Type every record exactly as it appears.

• **Input material**
^^^^
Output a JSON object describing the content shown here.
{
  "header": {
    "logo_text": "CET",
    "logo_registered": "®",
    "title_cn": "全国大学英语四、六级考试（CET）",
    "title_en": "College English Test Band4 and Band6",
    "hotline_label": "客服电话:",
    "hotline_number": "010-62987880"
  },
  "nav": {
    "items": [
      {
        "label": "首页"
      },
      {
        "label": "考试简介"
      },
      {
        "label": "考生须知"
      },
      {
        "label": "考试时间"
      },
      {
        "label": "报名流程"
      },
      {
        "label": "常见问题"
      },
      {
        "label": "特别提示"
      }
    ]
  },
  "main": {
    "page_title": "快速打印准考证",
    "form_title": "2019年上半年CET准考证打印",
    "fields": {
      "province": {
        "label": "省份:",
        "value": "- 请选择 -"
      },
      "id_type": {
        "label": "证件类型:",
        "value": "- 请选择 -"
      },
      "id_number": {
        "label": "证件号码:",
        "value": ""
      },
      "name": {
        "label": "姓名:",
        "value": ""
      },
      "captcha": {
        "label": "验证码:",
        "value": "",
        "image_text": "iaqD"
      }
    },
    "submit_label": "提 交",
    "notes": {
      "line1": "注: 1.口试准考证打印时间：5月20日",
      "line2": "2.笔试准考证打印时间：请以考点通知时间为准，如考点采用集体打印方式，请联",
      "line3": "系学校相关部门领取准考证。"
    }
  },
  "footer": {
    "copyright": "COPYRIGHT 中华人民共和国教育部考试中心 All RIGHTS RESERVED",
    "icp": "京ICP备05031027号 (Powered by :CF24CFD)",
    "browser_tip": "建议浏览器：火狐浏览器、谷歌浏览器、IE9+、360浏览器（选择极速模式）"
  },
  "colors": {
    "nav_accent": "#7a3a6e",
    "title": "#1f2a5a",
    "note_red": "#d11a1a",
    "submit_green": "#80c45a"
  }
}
^^^^
• **Solution below**
Output a JSON object describing the content shown here.
{
  "header": {
    "logo_text": "CET",
    "logo_registered": "®",
    "title_cn": "全国大学英语四、六级考试（CET）",
    "title_en": "College English Test Band4 and Band6",
    "hotline_label": "客服电话:",
    "hotline_number": "010-62987880"
  },
  "nav": {
    "items": [
      {
        "label": "首页"
      },
      {
        "label": "考试简介"
      },
      {
        "label": "考生须知"
      },
      {
        "label": "考试时间"
      },
      {
        "label": "报名流程"
      },
      {
        "label": "常见问题"
      },
      {
        "label": "特别提示"
      }
    ]
  },
  "main": {
    "page_title": "快速打印准考证",
    "form_title": "2019年上半年CET准考证打印",
    "fields": {
      "province": {
        "label": "省份:",
        "value": "- 请选择 -"
      },
      "id_type": {
        "label": "证件类型:",
        "value": "- 请选择 -"
      },
      "id_number": {
        "label": "证件号码:",
        "value": ""
      },
      "name": {
        "label": "姓名:",
        "value": ""
      },
      "captcha": {
        "label": "验证码:",
        "value": "",
        "image_text": "iaqD"
      }
    },
    "submit_label": "提 交",
    "notes": {
      "line1": "注: 1.口试准考证打印时间：5月20日",
      "line2": "2.笔试准考证打印时间：请以考点通知时间为准，如考点采用集体打印方式，请联",
      "line3": "系学校相关部门领取准考证。"
    }
  },
  "footer": {
    "copyright": "COPYRIGHT 中华人民共和国教育部考试中心 All RIGHTS RESERVED",
    "icp": "京ICP备05031027号 (Powered by :CF24CFD)",
    "browser_tip": "建议浏览器：火狐浏览器、谷歌浏览器、IE9+、360浏览器（选择极速模式）"
  },
  "colors": {
    "nav_accent": "#7a3a6e",
    "title": "#1f2a5a",
    "note_red": "#d11a1a",
    "submit_green": "#80c45a"
  }
}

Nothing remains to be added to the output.